Biography:Jeremy Quastel
Jeremy Quastel | |
|---|---|
Quastel at Nançay Radio Observatory in 2012 | |
| Born | December 20, 1963 (age 62) Canada |
| Alma mater | New York University |
| Children | 2 |
| Awards | Jeffery–Williams Prize 2019 |
| Scientific career | |
| Fields | Mathematics |
| Institutions | |
| Thesis | Diffusion of colour in the simple exclusion process (1990) |
| Doctoral advisor | S. R. Srinivasa Varadhan |
Jeremy Daniel Quastel FRS, FRSC is a Canadian mathematician specializing in probability theory, stochastic processes, partial differential equations. He served as head of the mathematics department at the University of Toronto from 2017 until 2021.[1] He grew up in Vancouver, British Columbia, and now lives in Toronto, Ontario.

--*--

Short exercise 1: In the listing, copy out word for word every line from the one with "y-axis-label: Overproduction factor: [29, 195, 51, 405]" through the one with "data-point: [670, 207, 684, 221]", including both of those lines.

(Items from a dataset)
--*--

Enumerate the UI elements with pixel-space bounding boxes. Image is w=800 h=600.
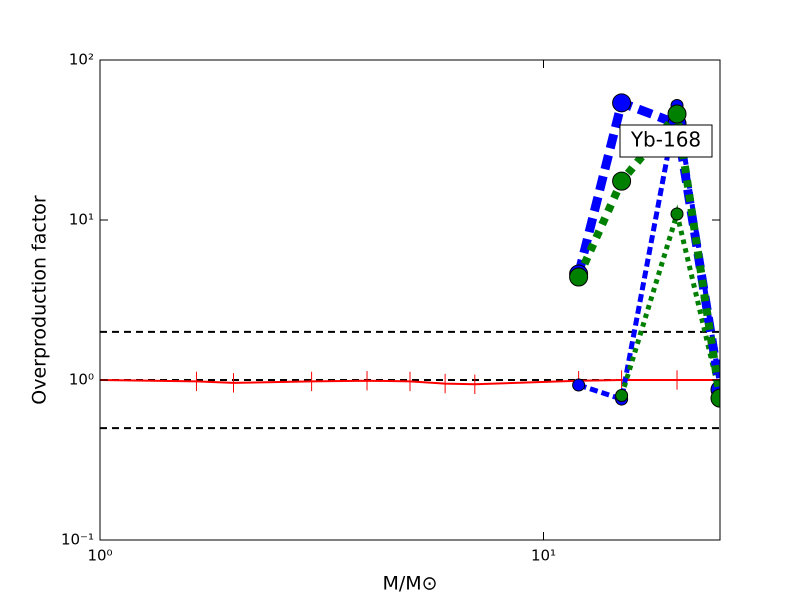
y-axis-label: Overproduction factor: [29, 195, 51, 405]
series-line: [577, 104, 720, 403]
data-point: [612, 171, 632, 191]
series-line: [100, 379, 720, 386]
annotation-box: [619, 124, 713, 158]
x-axis-label: M/M⊙: [382, 573, 437, 595]
x-tick-label: 10⁰: [87, 547, 112, 565]
data-point: [667, 104, 687, 124]
annotation: Yb-168: [630, 128, 701, 152]
data-point: [670, 207, 684, 221]
data-point: [615, 389, 629, 403]
y-tick-label: 10⁻¹: [61, 531, 94, 549]
data-point: [612, 93, 632, 113]
y-tick-label: 10⁰: [69, 371, 94, 389]
x-tick-label: 10¹: [531, 547, 556, 565]
data-point: [572, 378, 586, 392]
data-point: [569, 267, 589, 287]
axes-frame: [99, 59, 721, 541]
data-point: [710, 388, 720, 408]
y-tick-label: 10²: [69, 51, 94, 69]
y-tick-label: 10¹: [69, 211, 94, 229]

--*--

Short exercise 2: Summarize the biography of Jeremy Quastel in two sentences.

Written response 1:
y-axis-label: Overproduction factor: [29, 195, 51, 405]
series-line: [577, 104, 720, 403]
data-point: [612, 171, 632, 191]
series-line: [100, 379, 720, 386]
annotation-box: [619, 124, 713, 158]
x-axis-label: M/M⊙: [382, 573, 437, 595]
x-tick-label: 10⁰: [87, 547, 112, 565]
data-point: [667, 104, 687, 124]
annotation: Yb-168: [630, 128, 701, 152]
data-point: [670, 207, 684, 221]

Written response 2: Jeremy Quastel is a Canadian mathematician specializing in probability theory, stochastic processes, and partial differential equations, and he headed the mathematics department at the University of Toronto from 2017 until 2021. He grew up in Vancouver, British Columbia, and now lives in Toronto, Ontario.